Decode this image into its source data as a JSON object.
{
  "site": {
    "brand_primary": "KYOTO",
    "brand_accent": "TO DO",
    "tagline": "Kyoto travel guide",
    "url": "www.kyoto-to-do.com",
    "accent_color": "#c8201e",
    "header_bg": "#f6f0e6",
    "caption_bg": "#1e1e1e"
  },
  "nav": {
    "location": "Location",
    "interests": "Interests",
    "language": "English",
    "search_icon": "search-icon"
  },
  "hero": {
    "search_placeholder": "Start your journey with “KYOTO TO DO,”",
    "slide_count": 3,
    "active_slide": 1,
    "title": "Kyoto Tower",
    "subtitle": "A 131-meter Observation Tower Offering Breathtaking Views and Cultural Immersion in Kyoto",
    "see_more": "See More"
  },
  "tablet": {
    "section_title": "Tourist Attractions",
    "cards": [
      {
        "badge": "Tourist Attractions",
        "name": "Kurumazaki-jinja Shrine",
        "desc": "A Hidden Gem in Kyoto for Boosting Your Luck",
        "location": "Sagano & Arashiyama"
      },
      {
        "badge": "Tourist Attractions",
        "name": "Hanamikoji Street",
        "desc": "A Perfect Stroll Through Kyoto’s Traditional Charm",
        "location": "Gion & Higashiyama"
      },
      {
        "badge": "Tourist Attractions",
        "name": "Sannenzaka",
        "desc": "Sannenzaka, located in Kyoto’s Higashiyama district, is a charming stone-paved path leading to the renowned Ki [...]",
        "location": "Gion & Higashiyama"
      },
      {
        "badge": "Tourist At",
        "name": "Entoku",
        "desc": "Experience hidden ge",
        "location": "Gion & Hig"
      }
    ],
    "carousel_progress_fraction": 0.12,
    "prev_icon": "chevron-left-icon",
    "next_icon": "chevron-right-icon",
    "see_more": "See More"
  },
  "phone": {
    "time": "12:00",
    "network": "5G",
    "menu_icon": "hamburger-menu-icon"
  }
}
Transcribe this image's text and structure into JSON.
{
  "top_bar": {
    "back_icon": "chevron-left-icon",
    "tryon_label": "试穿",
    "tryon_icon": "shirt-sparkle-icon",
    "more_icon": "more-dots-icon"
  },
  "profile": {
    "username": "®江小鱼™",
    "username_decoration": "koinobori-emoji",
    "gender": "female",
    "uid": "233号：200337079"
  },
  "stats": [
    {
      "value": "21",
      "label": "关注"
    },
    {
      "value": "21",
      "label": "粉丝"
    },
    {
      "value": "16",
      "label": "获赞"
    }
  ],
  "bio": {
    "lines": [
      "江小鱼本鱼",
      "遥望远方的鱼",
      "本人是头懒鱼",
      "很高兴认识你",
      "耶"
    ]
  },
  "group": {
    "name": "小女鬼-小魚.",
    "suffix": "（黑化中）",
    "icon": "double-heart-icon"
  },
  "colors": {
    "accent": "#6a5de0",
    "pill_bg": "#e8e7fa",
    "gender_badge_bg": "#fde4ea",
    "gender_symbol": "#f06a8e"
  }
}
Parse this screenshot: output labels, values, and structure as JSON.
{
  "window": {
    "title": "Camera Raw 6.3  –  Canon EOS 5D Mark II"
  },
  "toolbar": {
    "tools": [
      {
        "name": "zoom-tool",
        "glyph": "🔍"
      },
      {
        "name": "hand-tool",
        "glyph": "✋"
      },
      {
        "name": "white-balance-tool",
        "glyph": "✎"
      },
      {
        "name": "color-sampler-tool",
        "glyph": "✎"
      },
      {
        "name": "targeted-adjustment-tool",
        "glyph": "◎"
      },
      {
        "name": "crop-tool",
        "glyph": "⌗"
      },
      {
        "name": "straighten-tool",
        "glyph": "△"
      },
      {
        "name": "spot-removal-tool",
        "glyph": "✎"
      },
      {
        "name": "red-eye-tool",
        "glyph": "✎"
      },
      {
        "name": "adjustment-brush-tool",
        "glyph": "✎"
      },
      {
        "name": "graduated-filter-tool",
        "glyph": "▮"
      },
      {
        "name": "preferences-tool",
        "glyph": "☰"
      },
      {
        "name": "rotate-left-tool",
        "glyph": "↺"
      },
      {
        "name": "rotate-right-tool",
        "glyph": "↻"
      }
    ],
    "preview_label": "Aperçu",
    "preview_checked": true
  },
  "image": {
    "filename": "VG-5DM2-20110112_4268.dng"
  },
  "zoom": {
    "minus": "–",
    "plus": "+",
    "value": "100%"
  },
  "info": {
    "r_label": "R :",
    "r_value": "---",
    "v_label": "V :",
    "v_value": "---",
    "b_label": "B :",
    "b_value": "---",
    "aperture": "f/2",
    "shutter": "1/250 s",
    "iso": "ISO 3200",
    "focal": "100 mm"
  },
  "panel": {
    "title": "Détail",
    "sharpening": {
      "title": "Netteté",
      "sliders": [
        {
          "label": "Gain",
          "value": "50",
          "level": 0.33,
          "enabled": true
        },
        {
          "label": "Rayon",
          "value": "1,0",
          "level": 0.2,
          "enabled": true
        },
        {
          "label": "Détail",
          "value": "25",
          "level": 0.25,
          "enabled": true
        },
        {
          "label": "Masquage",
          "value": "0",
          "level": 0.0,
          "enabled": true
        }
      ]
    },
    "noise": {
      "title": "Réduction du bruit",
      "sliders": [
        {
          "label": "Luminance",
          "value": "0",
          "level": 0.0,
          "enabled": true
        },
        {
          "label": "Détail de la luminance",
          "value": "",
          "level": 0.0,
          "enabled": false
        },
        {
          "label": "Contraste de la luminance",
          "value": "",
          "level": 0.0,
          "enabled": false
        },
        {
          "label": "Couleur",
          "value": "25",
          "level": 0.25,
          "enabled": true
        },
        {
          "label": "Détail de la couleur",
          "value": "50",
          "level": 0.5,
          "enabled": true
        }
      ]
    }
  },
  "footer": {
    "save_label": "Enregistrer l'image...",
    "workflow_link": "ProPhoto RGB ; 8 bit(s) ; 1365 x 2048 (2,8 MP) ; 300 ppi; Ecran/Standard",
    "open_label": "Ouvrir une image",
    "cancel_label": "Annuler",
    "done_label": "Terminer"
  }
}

▶ _What is needed_: Write the material out again in its entirety, exactly as shown.

▶ _Expected output_:
Decode this image into its source data as a JSON object.
{
  "site": {
    "brand_primary": "KYOTO",
    "brand_accent": "TO DO",
    "tagline": "Kyoto travel guide",
    "url": "www.kyoto-to-do.com",
    "accent_color": "#c8201e",
    "header_bg": "#f6f0e6",
    "caption_bg": "#1e1e1e"
  },
  "nav": {
    "location": "Location",
    "interests": "Interests",
    "language": "English",
    "search_icon": "search-icon"
  },
  "hero": {
    "search_placeholder": "Start your journey with “KYOTO TO DO,”",
    "slide_count": 3,
    "active_slide": 1,
    "title": "Kyoto Tower",
    "subtitle": "A 131-meter Observation Tower Offering Breathtaking Views and Cultural Immersion in Kyoto",
    "see_more": "See More"
  },
  "tablet": {
    "section_title": "Tourist Attractions",
    "cards": [
      {
        "badge": "Tourist Attractions",
        "name": "Kurumazaki-jinja Shrine",
        "desc": "A Hidden Gem in Kyoto for Boosting Your Luck",
        "location": "Sagano & Arashiyama"
      },
      {
        "badge": "Tourist Attractions",
        "name": "Hanamikoji Street",
        "desc": "A Perfect Stroll Through Kyoto’s Traditional Charm",
        "location": "Gion & Higashiyama"
      },
      {
        "badge": "Tourist Attractions",
        "name": "Sannenzaka",
        "desc": "Sannenzaka, located in Kyoto’s Higashiyama district, is a charming stone-paved path leading to the renowned Ki [...]",
        "location": "Gion & Higashiyama"
      },
      {
        "badge": "Tourist At",
        "name": "Entoku",
        "desc": "Experience hidden ge",
        "location": "Gion & Hig"
      }
    ],
    "carousel_progress_fraction": 0.12,
    "prev_icon": "chevron-left-icon",
    "next_icon": "chevron-right-icon",
    "see_more": "See More"
  },
  "phone": {
    "time": "12:00",
    "network": "5G",
    "menu_icon": "hamburger-menu-icon"
  }
}
Transcribe this image's text and structure into JSON.
{
  "top_bar": {
    "back_icon": "chevron-left-icon",
    "tryon_label": "试穿",
    "tryon_icon": "shirt-sparkle-icon",
    "more_icon": "more-dots-icon"
  },
  "profile": {
    "username": "®江小鱼™",
    "username_decoration": "koinobori-emoji",
    "gender": "female",
    "uid": "233号：200337079"
  },
  "stats": [
    {
      "value": "21",
      "label": "关注"
    },
    {
      "value": "21",
      "label": "粉丝"
    },
    {
      "value": "16",
      "label": "获赞"
    }
  ],
  "bio": {
    "lines": [
      "江小鱼本鱼",
      "遥望远方的鱼",
      "本人是头懒鱼",
      "很高兴认识你",
      "耶"
    ]
  },
  "group": {
    "name": "小女鬼-小魚.",
    "suffix": "（黑化中）",
    "icon": "double-heart-icon"
  },
  "colors": {
    "accent": "#6a5de0",
    "pill_bg": "#e8e7fa",
    "gender_badge_bg": "#fde4ea",
    "gender_symbol": "#f06a8e"
  }
}
Parse this screenshot: output labels, values, and structure as JSON.
{
  "window": {
    "title": "Camera Raw 6.3  –  Canon EOS 5D Mark II"
  },
  "toolbar": {
    "tools": [
      {
        "name": "zoom-tool",
        "glyph": "🔍"
      },
      {
        "name": "hand-tool",
        "glyph": "✋"
      },
      {
        "name": "white-balance-tool",
        "glyph": "✎"
      },
      {
        "name": "color-sampler-tool",
        "glyph": "✎"
      },
      {
        "name": "targeted-adjustment-tool",
        "glyph": "◎"
      },
      {
        "name": "crop-tool",
        "glyph": "⌗"
      },
      {
        "name": "straighten-tool",
        "glyph": "△"
      },
      {
        "name": "spot-removal-tool",
        "glyph": "✎"
      },
      {
        "name": "red-eye-tool",
        "glyph": "✎"
      },
      {
        "name": "adjustment-brush-tool",
        "glyph": "✎"
      },
      {
        "name": "graduated-filter-tool",
        "glyph": "▮"
      },
      {
        "name": "preferences-tool",
        "glyph": "☰"
      },
      {
        "name": "rotate-left-tool",
        "glyph": "↺"
      },
      {
        "name": "rotate-right-tool",
        "glyph": "↻"
      }
    ],
    "preview_label": "Aperçu",
    "preview_checked": true
  },
  "image": {
    "filename": "VG-5DM2-20110112_4268.dng"
  },
  "zoom": {
    "minus": "–",
    "plus": "+",
    "value": "100%"
  },
  "info": {
    "r_label": "R :",
    "r_value": "---",
    "v_label": "V :",
    "v_value": "---",
    "b_label": "B :",
    "b_value": "---",
    "aperture": "f/2",
    "shutter": "1/250 s",
    "iso": "ISO 3200",
    "focal": "100 mm"
  },
  "panel": {
    "title": "Détail",
    "sharpening": {
      "title": "Netteté",
      "sliders": [
        {
          "label": "Gain",
          "value": "50",
          "level": 0.33,
          "enabled": true
        },
        {
          "label": "Rayon",
          "value": "1,0",
          "level": 0.2,
          "enabled": true
        },
        {
          "label": "Détail",
          "value": "25",
          "level": 0.25,
          "enabled": true
        },
        {
          "label": "Masquage",
          "value": "0",
          "level": 0.0,
          "enabled": true
        }
      ]
    },
    "noise": {
      "title": "Réduction du bruit",
      "sliders": [
        {
          "label": "Luminance",
          "value": "0",
          "level": 0.0,
          "enabled": true
        },
        {
          "label": "Détail de la luminance",
          "value": "",
          "level": 0.0,
          "enabled": false
        },
        {
          "label": "Contraste de la luminance",
          "value": "",
          "level": 0.0,
          "enabled": false
        },
        {
          "label": "Couleur",
          "value": "25",
          "level": 0.25,
          "enabled": true
        },
        {
          "label": "Détail de la couleur",
          "value": "50",
          "level": 0.5,
          "enabled": true
        }
      ]
    }
  },
  "footer": {
    "save_label": "Enregistrer l'image...",
    "workflow_link": "ProPhoto RGB ; 8 bit(s) ; 1365 x 2048 (2,8 MP) ; 300 ppi; Ecran/Standard",
    "open_label": "Ouvrir une image",
    "cancel_label": "Annuler",
    "done_label": "Terminer"
  }
}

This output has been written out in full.